▸ Problem statement
Could you copy every line from the material below in which "FIELD" appears?

+ + + +

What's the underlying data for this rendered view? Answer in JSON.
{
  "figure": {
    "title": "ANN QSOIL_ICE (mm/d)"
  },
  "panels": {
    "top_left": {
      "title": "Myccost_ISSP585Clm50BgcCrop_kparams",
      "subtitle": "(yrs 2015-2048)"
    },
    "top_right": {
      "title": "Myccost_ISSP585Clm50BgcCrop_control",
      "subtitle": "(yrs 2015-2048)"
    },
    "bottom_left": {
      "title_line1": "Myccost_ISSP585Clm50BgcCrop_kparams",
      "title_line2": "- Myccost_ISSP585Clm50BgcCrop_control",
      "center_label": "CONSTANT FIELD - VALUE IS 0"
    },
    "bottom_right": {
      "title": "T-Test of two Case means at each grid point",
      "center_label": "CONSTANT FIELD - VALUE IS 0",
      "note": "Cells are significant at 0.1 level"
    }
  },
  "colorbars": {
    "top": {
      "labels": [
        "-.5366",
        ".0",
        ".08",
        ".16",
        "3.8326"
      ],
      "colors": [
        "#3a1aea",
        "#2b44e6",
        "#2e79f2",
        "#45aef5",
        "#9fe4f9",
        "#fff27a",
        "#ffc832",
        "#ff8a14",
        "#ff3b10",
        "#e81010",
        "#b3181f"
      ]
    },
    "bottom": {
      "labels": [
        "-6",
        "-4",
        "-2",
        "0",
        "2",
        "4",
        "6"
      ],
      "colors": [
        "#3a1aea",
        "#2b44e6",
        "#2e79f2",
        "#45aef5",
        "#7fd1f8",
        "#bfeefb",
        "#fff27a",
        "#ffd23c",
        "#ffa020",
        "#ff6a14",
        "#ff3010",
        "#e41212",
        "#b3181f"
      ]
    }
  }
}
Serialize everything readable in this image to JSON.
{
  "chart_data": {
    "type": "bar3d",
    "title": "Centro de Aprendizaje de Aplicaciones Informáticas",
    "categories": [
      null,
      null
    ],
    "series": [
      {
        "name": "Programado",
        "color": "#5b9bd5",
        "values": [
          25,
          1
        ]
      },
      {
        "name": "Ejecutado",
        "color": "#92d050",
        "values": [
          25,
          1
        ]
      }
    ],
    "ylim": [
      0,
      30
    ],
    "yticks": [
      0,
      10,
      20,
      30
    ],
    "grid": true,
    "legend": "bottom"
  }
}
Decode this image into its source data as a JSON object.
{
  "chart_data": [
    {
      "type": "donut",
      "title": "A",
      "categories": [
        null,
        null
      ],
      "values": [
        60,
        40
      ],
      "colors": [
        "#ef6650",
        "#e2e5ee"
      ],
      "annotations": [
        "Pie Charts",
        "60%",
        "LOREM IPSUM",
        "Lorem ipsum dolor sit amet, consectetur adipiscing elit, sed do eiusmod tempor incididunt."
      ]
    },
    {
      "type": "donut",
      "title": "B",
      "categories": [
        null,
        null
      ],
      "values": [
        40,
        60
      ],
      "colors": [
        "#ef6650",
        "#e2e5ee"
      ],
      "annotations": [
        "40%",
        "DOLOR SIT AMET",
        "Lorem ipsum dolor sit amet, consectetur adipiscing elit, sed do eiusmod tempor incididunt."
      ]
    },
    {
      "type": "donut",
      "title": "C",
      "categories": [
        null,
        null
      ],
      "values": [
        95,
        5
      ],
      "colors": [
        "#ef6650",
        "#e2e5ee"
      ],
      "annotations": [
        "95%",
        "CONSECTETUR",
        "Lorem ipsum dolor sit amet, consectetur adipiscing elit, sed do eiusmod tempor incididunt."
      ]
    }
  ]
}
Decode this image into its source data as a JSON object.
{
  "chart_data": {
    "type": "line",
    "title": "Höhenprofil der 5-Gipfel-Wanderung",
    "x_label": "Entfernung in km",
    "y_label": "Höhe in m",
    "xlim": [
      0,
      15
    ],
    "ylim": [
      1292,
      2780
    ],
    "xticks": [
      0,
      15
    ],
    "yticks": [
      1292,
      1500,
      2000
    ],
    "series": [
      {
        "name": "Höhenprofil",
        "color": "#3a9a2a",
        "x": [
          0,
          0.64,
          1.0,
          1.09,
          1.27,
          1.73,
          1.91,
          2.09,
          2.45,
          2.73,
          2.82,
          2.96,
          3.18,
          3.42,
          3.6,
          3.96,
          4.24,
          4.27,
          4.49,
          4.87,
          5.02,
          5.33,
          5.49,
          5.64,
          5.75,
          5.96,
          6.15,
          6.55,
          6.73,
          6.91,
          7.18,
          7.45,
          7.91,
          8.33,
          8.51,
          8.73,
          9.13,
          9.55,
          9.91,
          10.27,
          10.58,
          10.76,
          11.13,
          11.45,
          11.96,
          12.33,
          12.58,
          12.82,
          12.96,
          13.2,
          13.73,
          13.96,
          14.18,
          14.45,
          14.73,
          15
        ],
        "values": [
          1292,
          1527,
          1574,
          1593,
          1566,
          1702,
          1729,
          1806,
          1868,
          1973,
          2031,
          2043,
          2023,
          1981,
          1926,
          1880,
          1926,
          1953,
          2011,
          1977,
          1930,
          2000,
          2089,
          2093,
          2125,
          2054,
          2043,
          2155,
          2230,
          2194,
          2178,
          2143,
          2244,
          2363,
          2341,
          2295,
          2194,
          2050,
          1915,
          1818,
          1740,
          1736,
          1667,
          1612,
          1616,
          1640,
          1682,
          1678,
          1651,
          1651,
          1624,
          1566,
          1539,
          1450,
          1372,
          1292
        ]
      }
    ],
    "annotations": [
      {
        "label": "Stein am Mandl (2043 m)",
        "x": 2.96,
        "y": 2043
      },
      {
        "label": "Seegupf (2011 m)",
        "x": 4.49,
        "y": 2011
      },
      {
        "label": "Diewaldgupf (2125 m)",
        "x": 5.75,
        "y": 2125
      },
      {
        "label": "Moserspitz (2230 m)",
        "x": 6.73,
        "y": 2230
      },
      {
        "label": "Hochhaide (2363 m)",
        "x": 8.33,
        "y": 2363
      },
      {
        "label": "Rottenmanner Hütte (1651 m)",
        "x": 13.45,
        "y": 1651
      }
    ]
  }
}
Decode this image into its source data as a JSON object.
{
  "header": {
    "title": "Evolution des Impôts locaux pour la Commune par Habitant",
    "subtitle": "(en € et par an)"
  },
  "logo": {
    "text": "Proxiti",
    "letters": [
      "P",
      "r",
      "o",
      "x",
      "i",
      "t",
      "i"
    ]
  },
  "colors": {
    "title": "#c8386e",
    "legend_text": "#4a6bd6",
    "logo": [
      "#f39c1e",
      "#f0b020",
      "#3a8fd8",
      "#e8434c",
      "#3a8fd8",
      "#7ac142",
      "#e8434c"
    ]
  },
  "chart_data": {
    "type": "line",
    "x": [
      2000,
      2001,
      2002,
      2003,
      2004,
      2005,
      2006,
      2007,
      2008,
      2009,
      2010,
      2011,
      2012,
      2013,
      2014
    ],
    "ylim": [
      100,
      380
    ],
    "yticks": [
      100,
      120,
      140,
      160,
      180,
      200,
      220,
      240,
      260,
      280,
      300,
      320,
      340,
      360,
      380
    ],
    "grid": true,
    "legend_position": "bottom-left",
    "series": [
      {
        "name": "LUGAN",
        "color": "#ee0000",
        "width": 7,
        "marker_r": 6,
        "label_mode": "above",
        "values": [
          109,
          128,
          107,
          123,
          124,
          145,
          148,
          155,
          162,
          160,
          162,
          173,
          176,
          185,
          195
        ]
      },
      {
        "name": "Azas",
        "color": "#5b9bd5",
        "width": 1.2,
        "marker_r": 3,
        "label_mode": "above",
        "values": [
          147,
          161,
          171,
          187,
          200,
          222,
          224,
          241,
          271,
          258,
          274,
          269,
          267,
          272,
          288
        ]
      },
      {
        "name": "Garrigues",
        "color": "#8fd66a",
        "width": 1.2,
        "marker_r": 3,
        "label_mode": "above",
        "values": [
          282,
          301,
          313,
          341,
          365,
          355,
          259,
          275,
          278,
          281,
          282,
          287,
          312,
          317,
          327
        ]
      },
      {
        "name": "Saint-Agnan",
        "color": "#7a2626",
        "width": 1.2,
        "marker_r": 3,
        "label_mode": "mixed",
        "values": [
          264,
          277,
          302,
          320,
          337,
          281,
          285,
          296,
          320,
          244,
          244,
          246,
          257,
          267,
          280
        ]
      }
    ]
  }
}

+ + + +

▸ Reply to the exercise
      "center_label": "CONSTANT FIELD - VALUE IS 0"
      "center_label": "CONSTANT FIELD - VALUE IS 0",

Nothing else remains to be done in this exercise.